#### GIVEN PASSAGE:

* * * * * * * * *

I was given some information about the environment such as the host OS and the listening port of SSH, then that was it, I would have to figured out the rest. In fact, it was two EBS snapshots: one for the root and one for data. And I would need to bring up the instance and data up in the middle of the night…

The first thing I tried is to create an image from the snapshot so that I can launch the instance from the image. However, I stumped into an very weird issue where it said the snapshot does not belong to my account. It seemed that you would also need to grant the CreateVolume permission to the external account as well. The only way I was able to make this work is to copy the snapshot to my account, and then created the image from my snapshot. Luckily I got the right Virtualization type (HVM is a good choice, PV is only for very old instance) for the image and other default parameters. View the instance system log is a good way to confirm whether the instance is booting normally.

* * * * * * * * *

#### WORK TO COMPLETE:
Reproduce, word for word, the stretch of the EBS snapshot account from "The first thing" through "is booting normally.".

* * * * * * * * *

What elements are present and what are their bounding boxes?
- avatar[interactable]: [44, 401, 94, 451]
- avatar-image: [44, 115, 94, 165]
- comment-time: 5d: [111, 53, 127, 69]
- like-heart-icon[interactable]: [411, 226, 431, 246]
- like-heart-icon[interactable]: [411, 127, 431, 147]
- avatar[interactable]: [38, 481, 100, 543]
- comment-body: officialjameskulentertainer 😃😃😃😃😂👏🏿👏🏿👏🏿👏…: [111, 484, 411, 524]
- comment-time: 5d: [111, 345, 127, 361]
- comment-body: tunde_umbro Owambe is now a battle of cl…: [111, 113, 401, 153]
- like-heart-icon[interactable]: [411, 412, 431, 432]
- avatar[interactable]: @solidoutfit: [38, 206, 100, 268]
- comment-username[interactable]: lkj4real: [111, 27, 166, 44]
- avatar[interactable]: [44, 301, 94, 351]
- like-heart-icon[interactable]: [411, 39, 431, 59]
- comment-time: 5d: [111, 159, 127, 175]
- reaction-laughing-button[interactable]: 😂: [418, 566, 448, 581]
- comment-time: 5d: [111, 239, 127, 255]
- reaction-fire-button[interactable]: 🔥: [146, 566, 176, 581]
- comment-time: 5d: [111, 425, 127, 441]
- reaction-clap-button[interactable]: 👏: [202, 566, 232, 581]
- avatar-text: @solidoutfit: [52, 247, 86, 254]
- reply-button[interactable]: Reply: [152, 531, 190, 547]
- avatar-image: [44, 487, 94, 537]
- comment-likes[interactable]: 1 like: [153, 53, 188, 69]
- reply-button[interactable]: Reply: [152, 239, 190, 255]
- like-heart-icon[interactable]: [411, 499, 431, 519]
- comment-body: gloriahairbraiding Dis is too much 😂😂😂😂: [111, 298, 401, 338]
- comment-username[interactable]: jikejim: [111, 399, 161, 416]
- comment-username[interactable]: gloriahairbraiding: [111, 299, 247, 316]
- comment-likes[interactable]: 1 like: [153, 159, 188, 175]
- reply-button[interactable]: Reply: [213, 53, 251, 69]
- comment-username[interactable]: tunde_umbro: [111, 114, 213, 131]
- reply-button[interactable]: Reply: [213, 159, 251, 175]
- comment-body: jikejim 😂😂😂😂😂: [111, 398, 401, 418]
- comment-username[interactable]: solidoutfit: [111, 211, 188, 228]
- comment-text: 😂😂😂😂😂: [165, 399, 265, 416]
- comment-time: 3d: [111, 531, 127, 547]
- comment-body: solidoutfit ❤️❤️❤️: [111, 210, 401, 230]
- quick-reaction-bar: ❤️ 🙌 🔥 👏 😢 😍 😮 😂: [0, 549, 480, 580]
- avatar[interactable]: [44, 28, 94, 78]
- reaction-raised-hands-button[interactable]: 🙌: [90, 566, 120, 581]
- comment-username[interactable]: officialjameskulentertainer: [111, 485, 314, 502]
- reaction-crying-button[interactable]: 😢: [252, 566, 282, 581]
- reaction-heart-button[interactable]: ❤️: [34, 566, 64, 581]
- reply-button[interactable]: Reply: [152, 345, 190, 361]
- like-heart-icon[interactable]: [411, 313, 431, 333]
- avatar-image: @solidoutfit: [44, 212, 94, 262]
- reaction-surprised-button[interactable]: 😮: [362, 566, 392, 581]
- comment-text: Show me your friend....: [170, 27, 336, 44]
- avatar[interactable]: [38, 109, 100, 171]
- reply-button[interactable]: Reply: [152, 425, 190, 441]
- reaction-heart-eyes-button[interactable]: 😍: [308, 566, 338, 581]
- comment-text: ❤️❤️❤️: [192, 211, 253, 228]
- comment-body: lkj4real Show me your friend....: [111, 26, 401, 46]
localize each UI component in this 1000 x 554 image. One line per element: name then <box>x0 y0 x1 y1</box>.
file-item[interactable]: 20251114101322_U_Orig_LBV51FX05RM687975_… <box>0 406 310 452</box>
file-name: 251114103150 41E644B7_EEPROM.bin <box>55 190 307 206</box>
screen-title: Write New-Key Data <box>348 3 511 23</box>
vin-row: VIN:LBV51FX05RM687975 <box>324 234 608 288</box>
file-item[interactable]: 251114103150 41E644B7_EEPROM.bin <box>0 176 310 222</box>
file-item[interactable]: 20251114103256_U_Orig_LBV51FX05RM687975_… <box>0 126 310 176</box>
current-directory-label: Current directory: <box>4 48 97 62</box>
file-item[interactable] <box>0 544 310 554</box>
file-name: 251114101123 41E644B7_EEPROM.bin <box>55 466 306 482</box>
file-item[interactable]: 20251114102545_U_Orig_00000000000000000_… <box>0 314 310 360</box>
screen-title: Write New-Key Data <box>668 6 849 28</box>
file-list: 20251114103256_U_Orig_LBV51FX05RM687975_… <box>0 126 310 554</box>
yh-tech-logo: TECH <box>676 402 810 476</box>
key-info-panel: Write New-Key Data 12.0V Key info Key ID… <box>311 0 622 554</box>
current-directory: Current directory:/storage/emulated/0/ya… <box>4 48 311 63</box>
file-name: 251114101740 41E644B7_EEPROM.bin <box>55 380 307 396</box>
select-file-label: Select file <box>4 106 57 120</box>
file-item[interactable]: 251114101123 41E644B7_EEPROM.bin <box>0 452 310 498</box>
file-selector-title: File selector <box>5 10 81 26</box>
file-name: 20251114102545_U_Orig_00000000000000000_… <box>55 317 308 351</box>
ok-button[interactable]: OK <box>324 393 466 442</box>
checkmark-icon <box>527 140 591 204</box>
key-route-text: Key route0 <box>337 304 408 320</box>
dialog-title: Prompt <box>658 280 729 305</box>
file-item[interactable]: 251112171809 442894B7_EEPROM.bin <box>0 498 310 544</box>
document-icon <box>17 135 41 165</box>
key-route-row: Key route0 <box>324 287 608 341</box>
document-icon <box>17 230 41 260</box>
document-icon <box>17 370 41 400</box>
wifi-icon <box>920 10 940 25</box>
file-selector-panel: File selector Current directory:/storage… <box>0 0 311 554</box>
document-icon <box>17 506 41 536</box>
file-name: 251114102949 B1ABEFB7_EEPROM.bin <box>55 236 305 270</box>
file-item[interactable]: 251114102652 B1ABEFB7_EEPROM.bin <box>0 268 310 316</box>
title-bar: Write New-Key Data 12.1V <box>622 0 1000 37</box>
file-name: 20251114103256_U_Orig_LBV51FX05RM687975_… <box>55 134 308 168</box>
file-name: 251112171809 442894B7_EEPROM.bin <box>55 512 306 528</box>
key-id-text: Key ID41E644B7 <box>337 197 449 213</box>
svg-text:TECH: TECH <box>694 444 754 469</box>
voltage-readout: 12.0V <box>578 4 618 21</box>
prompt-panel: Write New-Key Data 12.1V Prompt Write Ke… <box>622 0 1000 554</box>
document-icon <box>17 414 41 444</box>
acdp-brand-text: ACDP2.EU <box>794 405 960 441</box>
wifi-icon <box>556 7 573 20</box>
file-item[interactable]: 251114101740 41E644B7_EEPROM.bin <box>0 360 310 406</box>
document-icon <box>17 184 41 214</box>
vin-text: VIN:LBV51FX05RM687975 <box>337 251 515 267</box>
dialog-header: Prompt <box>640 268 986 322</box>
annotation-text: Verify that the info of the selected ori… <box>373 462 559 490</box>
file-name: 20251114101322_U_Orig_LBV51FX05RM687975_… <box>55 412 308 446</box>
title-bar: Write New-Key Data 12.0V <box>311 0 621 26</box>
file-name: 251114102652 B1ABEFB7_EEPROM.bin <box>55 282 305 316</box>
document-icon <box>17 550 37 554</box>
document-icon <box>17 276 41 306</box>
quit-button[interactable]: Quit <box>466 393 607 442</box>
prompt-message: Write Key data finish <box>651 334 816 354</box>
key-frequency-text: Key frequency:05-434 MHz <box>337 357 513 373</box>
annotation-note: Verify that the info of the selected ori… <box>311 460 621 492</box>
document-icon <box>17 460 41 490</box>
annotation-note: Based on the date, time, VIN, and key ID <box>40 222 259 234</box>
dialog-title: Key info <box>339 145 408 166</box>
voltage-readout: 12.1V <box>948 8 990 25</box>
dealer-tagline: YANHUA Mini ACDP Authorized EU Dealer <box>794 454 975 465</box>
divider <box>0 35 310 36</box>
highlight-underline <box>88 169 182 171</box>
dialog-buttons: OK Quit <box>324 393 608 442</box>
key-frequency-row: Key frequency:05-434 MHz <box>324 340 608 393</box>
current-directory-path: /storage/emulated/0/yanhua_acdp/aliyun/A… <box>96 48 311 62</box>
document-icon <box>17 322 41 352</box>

* * * * * * * * *

#### SOLUTION FOR THIS PROBLEM:
The first thing I tried is to create an image from the snapshot so that I can launch the instance from the image. However, I stumped into an very weird issue where it said the snapshot does not belong to my account. It seemed that you would also need to grant the CreateVolume permission to the external account as well. The only way I was able to make this work is to copy the snapshot to my account, and then created the image from my snapshot. Luckily I got the right Virtualization type (HVM is a good choice, PV is only for very old instance) for the image and other default parameters. View the instance system log is a good way to confirm whether the instance is booting normally.